## Short exercise
For this exercise, copy out each line of the material below that includes "report".

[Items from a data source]
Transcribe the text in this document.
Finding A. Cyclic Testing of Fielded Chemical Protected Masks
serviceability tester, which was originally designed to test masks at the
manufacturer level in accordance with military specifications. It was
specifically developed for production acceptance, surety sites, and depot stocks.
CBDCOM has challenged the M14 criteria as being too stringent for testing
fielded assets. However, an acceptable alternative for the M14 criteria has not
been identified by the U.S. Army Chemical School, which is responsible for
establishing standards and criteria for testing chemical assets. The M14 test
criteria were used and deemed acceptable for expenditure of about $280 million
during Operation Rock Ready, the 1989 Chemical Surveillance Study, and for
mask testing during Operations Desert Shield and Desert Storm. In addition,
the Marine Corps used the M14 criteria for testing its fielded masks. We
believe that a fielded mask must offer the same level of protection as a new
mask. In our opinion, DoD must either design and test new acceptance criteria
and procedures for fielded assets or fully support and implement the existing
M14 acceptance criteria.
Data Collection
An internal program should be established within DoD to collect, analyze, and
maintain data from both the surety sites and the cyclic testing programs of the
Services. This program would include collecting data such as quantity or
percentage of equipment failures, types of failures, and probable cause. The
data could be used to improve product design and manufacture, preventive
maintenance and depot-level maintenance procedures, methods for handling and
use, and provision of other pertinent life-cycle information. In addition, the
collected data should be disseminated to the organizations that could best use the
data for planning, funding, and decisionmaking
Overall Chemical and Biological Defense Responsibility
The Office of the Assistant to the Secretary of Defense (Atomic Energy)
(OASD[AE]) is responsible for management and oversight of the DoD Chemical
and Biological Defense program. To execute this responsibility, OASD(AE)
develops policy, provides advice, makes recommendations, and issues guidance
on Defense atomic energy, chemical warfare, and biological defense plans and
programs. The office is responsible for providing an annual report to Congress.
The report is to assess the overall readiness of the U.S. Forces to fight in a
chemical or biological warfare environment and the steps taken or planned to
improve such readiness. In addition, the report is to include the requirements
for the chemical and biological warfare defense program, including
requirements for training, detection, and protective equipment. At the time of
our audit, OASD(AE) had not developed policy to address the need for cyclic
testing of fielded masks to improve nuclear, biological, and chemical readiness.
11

## Result
programs. The office is responsible for providing an annual report to Congress.
The report is to assess the overall readiness of the U.S. Forces to fight in a
improve such readiness. In addition, the report is to include the requirements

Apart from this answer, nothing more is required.